Secondo l'estratto su Abercrombie & Fitch riportato più sotto, a quanto è ammontato l'utile netto del gruppo nel terzo trimestre dell'esercizio 2018?

# [Estratto della fonte]
=====
Abercrombie & Fitch; utile a +137% nel 3° trimestre e nuova struttura manageriale

In occasione del terzo trimestre dell’esercizio 2018, chiuso il 3 novembre, la società a cui fanno capo le insegne Abercrombie & Fitch e Hollister ha generato un giro d’affari di 861,2 milioni di dollari (756 milioni di euro), un risultato stabile rispetto allo stesso periodo dello scorso anno. L’utile netto, però, è balzato del 137%, raggiungendo quota 23,9 milioni di dollari (21,1 milioni di euro).

Il negozio pilota aperto da Abercrombie & Fitch in un centro commerciale di Manchester, con dimensioni minori rispetto al solito - DR

Analizzando il bilancio a perimetro comparabile, le vendite del gruppo americano sono cresciute del 3% nel periodo, mentre gli analisti avevano previsto un +1%. Dal punto di vista geografico, e sempre a dati comparabili, il business ha ottenuto risultati migliori negli Stati Uniti (+6%) che sul fronte internazionale (-3%). Il marchio giovane Hollister performa sempre meglio del suo “fratello maggiore”, mettendo a segno nel periodo una crescita del 4%, contro il +1% di Abercrombie & Fitch.
 
Parallelamente ai risultati, la società ha anche annunciato un riorganizzazione a livello manageriale. Se prima i due marchi erano gestiti separatamente, d’ora in poi saranno guidati da un’unica testa pensante, Kristin Scott, finora Direttore di Hollister. Stacia Andersen, che era a capo di Abercrombie & Fitch, lascia la società.
 
Kristin Scott, 51 anni, entrata nel gruppo nel 2016, assume quindi il ruolo di Presidente Global Brands. In precedenza aveva ricoperto diverse cariche nel merchandising di Victoria’s Secret, Gap e Target. “Con l’obiettivo di portare una maggiore agilità ed efficacia a livello mondiale, questo cambiamento fa seguito a una razionalizzazione della gestione dei magazzini e delle operations”, ha precisato il gruppo americano. “Le funzioni di relazione con la clientela, come il marketing e lo sviluppo prodotto, resteranno distinte per i due marchi e riporteranno a Kristin Scott”.
=====
# [Voci fornite]
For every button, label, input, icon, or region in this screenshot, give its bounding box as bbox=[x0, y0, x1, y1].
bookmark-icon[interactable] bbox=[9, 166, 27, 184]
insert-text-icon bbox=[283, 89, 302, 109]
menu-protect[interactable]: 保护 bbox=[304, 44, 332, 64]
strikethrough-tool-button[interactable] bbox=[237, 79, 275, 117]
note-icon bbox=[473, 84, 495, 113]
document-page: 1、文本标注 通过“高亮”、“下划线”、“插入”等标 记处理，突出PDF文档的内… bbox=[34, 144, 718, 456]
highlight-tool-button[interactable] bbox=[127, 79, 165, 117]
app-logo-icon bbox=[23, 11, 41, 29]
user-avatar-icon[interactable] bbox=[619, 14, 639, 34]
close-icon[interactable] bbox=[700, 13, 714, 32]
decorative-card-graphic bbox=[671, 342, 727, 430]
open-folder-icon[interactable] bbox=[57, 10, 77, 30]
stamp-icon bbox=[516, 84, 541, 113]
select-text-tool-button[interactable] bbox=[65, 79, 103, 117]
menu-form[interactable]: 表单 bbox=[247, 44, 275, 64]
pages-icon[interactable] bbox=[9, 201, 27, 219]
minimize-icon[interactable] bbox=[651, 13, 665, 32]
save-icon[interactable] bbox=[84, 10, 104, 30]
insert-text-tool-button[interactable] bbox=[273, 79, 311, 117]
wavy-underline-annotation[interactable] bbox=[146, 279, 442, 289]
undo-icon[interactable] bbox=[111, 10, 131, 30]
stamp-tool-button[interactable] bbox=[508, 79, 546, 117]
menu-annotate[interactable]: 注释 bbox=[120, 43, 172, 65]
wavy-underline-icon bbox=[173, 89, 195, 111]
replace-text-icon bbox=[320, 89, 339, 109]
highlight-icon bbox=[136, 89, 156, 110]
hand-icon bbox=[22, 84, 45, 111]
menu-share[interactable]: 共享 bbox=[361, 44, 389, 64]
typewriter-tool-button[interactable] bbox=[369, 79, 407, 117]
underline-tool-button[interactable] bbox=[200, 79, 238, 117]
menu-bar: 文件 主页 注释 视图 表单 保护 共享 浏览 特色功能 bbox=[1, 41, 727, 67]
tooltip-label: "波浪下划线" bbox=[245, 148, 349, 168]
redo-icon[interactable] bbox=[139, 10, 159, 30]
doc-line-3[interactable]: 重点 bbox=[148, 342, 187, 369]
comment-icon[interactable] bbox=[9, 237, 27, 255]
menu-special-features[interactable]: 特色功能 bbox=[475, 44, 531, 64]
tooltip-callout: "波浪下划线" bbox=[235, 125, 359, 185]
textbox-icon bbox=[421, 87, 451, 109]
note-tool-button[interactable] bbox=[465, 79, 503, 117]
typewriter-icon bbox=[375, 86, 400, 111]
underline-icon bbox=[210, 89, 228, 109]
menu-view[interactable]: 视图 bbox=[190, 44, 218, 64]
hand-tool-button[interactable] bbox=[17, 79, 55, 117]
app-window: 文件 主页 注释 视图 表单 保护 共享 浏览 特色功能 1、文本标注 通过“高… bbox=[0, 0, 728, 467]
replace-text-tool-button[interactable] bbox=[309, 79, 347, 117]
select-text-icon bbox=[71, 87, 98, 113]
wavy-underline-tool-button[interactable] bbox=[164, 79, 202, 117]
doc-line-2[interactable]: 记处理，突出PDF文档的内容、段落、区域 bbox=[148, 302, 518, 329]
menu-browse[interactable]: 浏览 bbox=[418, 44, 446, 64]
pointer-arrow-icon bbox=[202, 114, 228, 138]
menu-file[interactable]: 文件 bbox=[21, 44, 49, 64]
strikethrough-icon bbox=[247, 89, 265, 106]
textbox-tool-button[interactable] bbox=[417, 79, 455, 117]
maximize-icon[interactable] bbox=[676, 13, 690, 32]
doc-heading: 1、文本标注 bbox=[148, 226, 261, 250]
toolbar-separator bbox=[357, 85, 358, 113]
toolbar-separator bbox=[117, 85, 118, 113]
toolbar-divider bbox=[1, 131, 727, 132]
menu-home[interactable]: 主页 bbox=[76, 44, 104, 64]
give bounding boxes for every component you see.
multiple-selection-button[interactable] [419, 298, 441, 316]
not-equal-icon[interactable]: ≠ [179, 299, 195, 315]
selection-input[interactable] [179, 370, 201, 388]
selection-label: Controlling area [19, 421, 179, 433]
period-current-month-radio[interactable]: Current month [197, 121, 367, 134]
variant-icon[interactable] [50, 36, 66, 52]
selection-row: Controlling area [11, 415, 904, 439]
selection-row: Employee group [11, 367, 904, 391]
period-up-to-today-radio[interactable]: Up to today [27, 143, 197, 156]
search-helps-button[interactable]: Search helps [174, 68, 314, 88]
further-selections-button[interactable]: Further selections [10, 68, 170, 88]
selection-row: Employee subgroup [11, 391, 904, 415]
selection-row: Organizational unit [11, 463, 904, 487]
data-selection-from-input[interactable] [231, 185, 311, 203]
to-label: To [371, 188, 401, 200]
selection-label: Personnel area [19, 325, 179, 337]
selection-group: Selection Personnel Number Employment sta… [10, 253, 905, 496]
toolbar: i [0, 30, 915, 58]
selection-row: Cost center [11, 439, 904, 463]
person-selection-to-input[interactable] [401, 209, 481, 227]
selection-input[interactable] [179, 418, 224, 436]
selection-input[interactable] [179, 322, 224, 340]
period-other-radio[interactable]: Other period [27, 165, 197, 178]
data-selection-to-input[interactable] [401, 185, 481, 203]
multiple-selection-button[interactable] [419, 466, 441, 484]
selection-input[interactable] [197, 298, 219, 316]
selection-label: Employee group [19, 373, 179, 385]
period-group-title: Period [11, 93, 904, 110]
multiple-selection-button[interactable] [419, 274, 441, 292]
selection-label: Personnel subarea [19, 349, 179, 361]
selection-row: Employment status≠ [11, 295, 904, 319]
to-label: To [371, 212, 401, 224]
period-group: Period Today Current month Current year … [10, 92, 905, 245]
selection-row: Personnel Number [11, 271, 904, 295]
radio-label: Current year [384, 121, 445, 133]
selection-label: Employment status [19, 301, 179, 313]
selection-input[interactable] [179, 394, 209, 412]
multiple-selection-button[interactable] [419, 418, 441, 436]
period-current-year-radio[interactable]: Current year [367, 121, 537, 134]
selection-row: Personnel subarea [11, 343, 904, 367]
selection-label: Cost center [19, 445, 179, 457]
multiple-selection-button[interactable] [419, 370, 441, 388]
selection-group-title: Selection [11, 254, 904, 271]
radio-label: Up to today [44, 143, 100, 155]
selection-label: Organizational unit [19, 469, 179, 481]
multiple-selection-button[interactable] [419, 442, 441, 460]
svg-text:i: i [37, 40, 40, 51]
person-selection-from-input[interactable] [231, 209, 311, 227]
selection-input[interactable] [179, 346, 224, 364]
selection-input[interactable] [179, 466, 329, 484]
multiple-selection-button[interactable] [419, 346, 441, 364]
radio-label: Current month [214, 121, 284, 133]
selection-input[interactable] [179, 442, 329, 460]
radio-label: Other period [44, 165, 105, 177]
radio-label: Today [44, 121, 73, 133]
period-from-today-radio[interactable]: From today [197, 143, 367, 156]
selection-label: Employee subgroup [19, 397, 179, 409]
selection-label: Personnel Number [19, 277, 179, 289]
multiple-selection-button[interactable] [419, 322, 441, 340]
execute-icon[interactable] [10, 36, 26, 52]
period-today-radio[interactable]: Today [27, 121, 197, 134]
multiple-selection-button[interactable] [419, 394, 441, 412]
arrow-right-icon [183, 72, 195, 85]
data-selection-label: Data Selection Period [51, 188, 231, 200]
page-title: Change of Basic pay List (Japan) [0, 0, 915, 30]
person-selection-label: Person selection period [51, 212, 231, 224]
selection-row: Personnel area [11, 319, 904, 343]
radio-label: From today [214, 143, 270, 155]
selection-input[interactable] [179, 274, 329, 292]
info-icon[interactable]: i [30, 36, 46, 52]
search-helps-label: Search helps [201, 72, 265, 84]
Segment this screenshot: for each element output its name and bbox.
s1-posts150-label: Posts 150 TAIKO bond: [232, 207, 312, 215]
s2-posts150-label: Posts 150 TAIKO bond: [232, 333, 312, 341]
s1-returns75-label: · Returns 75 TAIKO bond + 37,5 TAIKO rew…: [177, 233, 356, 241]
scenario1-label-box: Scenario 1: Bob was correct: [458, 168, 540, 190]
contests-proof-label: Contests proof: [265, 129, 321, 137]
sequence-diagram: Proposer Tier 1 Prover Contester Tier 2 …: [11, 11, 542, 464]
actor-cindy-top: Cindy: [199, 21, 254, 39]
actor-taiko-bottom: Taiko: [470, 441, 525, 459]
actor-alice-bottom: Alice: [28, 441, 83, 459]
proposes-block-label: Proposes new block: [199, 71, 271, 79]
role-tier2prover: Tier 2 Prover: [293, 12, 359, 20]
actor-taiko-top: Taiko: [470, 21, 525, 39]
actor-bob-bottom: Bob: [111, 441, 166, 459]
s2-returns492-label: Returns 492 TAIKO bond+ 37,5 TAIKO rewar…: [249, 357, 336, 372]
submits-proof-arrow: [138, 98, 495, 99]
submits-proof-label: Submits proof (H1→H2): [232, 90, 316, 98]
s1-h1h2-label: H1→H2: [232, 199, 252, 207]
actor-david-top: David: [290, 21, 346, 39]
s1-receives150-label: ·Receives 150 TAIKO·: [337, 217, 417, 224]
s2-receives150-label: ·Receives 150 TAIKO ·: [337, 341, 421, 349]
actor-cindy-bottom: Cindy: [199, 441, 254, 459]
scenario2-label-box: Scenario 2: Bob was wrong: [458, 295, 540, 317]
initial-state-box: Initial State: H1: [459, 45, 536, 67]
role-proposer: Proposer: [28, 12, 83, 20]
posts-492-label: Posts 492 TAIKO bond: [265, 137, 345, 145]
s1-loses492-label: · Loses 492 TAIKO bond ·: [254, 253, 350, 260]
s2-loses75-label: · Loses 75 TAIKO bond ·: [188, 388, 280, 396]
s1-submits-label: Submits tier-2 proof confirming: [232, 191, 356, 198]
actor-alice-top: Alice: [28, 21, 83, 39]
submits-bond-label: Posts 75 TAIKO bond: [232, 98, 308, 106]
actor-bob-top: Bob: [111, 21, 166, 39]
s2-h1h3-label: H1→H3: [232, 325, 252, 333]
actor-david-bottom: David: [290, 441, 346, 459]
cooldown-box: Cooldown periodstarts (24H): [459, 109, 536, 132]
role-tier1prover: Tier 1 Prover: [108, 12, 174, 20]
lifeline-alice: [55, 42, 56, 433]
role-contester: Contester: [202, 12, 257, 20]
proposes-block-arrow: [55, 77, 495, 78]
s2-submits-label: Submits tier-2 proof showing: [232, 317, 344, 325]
=====
# [Soluzione]
23,9 milioni di dollari, pari a 21,1 milioni di euro.